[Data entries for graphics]
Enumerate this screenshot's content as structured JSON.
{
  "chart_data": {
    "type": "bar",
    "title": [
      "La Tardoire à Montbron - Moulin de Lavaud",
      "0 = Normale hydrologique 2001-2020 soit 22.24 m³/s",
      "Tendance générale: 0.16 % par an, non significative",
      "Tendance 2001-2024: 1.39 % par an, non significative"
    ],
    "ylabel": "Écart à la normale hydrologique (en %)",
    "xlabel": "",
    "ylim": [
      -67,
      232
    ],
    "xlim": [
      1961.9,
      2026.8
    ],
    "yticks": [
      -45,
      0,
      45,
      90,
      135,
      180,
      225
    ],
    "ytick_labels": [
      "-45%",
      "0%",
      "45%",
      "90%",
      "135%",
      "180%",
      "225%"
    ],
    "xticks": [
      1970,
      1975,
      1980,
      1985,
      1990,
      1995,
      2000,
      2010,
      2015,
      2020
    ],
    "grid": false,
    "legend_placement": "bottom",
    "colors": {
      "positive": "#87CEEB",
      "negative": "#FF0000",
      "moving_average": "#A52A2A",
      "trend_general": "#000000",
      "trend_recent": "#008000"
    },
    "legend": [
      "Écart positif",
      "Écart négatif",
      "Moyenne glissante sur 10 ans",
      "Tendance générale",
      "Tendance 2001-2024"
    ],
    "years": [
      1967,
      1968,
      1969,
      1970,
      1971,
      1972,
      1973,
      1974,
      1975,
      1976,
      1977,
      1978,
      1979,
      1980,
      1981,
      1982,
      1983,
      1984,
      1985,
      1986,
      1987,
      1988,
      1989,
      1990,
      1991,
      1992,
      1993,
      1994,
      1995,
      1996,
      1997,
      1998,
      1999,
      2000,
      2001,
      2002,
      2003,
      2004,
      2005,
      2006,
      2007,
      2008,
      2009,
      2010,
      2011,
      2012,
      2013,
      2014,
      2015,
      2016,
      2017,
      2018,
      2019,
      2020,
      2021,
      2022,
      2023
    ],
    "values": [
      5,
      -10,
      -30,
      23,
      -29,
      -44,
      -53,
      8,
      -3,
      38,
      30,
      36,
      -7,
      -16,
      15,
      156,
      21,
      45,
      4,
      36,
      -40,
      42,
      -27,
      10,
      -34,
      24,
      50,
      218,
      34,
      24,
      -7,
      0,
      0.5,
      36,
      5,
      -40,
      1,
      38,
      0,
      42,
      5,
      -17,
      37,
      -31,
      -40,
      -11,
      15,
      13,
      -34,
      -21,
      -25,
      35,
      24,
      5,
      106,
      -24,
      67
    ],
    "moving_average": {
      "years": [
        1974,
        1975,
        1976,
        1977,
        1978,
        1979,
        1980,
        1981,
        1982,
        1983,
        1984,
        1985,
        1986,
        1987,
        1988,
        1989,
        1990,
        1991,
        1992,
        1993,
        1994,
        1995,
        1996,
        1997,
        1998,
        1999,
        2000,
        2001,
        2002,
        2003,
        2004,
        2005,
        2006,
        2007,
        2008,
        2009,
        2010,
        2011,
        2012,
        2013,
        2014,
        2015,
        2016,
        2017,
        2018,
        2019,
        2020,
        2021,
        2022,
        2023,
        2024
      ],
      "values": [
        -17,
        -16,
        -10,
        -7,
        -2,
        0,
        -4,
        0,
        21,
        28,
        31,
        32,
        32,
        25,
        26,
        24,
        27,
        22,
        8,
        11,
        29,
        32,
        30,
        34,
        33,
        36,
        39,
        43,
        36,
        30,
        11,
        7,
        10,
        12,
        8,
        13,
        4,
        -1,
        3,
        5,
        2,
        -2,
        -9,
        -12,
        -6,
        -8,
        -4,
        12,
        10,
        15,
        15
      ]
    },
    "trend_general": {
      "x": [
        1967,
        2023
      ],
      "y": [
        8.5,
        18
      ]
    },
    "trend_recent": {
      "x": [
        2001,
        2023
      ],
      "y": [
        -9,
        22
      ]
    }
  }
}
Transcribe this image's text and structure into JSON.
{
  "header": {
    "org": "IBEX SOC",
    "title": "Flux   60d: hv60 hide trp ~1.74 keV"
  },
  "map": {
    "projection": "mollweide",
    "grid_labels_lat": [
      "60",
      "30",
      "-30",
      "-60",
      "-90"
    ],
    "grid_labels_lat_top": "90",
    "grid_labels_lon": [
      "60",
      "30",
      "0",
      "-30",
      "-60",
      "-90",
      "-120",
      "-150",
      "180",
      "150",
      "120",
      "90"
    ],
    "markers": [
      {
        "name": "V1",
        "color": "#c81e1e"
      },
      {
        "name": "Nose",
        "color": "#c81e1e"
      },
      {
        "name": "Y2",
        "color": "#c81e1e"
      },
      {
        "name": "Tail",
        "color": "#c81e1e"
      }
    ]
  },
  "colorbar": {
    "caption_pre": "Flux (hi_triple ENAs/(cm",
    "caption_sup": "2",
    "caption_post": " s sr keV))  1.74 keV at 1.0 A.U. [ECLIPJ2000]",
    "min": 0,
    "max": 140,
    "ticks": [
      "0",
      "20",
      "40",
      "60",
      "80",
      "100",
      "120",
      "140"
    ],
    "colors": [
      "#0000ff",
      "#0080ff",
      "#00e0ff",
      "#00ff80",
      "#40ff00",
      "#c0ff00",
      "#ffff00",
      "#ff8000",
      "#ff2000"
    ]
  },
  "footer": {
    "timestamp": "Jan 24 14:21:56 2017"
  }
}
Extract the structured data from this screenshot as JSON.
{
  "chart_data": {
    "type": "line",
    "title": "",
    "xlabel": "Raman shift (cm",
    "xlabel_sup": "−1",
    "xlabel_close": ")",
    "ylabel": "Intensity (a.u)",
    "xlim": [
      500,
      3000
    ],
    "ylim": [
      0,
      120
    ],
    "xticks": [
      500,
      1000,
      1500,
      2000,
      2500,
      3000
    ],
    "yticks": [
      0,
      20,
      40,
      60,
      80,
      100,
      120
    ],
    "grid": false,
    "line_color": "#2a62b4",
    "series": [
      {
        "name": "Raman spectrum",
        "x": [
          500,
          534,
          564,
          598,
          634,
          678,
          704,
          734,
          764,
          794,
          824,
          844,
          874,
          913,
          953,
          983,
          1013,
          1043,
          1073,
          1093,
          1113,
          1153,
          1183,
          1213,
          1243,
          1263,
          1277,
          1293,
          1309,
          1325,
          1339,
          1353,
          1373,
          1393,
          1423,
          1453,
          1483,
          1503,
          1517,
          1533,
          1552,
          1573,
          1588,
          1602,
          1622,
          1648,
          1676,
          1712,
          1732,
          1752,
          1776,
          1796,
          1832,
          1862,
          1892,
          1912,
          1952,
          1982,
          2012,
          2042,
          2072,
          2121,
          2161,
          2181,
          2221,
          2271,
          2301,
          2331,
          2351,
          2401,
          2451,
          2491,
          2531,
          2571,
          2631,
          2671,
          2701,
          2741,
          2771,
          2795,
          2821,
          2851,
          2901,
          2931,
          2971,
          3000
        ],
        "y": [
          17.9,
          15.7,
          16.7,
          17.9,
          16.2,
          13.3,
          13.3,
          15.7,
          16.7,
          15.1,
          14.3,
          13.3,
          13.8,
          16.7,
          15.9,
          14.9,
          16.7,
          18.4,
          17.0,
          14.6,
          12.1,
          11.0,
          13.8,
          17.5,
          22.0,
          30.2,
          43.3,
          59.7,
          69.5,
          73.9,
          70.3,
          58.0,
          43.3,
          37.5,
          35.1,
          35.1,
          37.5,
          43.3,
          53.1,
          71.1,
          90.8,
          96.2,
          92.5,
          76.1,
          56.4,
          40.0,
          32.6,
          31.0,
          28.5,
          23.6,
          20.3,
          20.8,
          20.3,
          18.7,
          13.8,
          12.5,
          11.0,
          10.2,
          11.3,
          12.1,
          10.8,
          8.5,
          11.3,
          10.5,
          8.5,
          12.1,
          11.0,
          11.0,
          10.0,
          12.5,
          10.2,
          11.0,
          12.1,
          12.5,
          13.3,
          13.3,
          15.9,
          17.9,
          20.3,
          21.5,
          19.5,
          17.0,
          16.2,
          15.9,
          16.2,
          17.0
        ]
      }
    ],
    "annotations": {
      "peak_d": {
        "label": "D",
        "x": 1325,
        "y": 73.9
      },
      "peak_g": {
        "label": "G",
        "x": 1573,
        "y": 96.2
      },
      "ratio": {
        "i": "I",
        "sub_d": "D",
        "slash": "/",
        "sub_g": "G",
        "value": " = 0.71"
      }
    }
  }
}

Exercise brief — Return every line above in which the string "générale" occurs.

Task result —
      "Tendance générale: 0.16 % par an, non significative",
      "Tendance générale",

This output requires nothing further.